## What is being asked
Exactly as written, quote every line that follows, skipping the images.

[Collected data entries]
· · ·
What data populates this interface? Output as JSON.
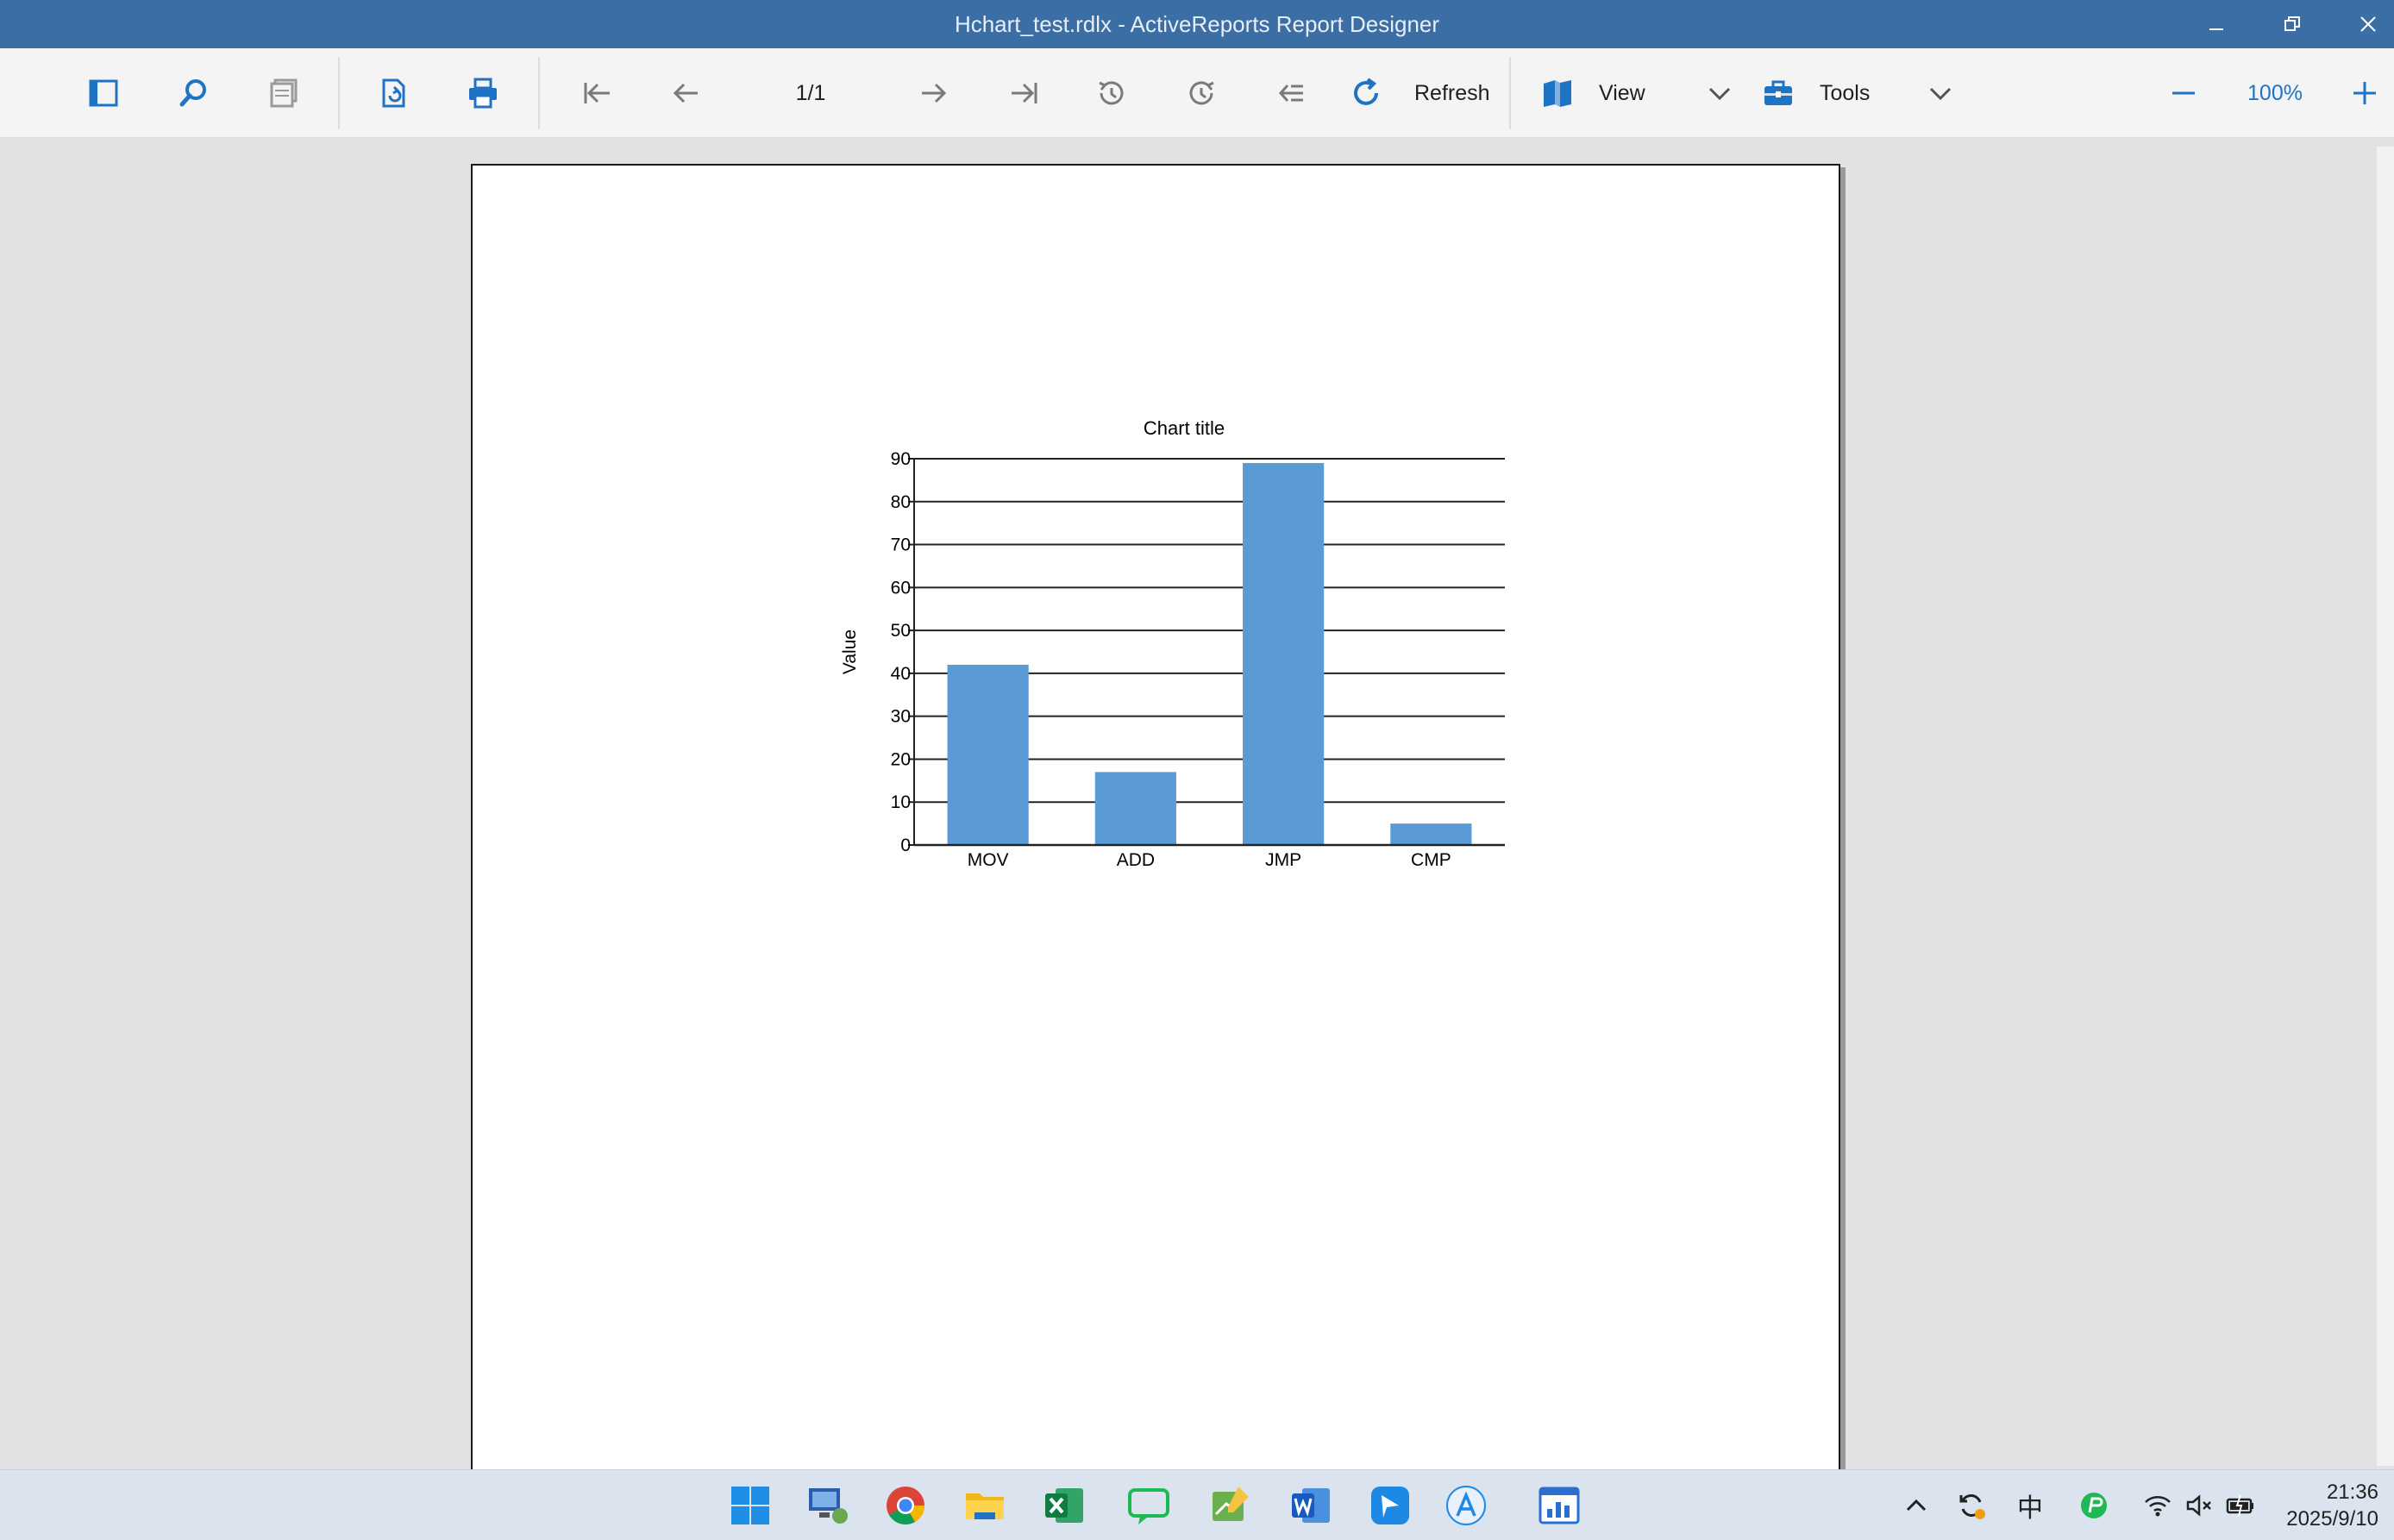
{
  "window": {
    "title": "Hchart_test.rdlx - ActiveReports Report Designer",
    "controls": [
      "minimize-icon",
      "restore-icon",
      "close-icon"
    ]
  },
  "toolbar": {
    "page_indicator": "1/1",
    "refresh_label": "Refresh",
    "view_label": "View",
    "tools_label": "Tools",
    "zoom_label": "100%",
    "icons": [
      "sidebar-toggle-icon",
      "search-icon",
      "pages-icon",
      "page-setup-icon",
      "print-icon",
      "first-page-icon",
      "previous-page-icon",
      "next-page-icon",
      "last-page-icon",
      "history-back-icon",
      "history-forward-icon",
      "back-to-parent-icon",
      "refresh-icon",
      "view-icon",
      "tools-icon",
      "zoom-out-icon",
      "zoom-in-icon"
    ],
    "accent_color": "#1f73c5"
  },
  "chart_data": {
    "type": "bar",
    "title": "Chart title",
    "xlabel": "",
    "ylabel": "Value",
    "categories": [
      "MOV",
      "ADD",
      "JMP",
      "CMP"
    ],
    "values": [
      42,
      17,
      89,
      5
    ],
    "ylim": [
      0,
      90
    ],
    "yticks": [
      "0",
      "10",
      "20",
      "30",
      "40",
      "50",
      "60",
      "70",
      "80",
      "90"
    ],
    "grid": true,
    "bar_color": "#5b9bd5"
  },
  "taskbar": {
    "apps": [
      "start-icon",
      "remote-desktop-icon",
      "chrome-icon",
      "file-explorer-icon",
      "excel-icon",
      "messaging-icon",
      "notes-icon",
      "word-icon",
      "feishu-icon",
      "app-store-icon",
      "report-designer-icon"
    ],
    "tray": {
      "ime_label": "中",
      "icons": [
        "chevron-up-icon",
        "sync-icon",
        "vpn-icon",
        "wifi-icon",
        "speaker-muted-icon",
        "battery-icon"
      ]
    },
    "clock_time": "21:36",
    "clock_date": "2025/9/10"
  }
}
· · ·
## Exercise result
What data populates this interface? Output as JSON.
{
  "window": {
    "title": "Hchart_test.rdlx - ActiveReports Report Designer",
    "controls": [
      "minimize-icon",
      "restore-icon",
      "close-icon"
    ]
  },
  "toolbar": {
    "page_indicator": "1/1",
    "refresh_label": "Refresh",
    "view_label": "View",
    "tools_label": "Tools",
    "zoom_label": "100%",
    "icons": [
      "sidebar-toggle-icon",
      "search-icon",
      "pages-icon",
      "page-setup-icon",
      "print-icon",
      "first-page-icon",
      "previous-page-icon",
      "next-page-icon",
      "last-page-icon",
      "history-back-icon",
      "history-forward-icon",
      "back-to-parent-icon",
      "refresh-icon",
      "view-icon",
      "tools-icon",
      "zoom-out-icon",
      "zoom-in-icon"
    ],
    "accent_color": "#1f73c5"
  },
  "chart_data": {
    "type": "bar",
    "title": "Chart title",
    "xlabel": "",
    "ylabel": "Value",
    "categories": [
      "MOV",
      "ADD",
      "JMP",
      "CMP"
    ],
    "values": [
      42,
      17,
      89,
      5
    ],
    "ylim": [
      0,
      90
    ],
    "yticks": [
      "0",
      "10",
      "20",
      "30",
      "40",
      "50",
      "60",
      "70",
      "80",
      "90"
    ],
    "grid": true,
    "bar_color": "#5b9bd5"
  },
  "taskbar": {
    "apps": [
      "start-icon",
      "remote-desktop-icon",
      "chrome-icon",
      "file-explorer-icon",
      "excel-icon",
      "messaging-icon",
      "notes-icon",
      "word-icon",
      "feishu-icon",
      "app-store-icon",
      "report-designer-icon"
    ],
    "tray": {
      "ime_label": "中",
      "icons": [
        "chevron-up-icon",
        "sync-icon",
        "vpn-icon",
        "wifi-icon",
        "speaker-muted-icon",
        "battery-icon"
      ]
    },
    "clock_time": "21:36",
    "clock_date": "2025/9/10"
  }
}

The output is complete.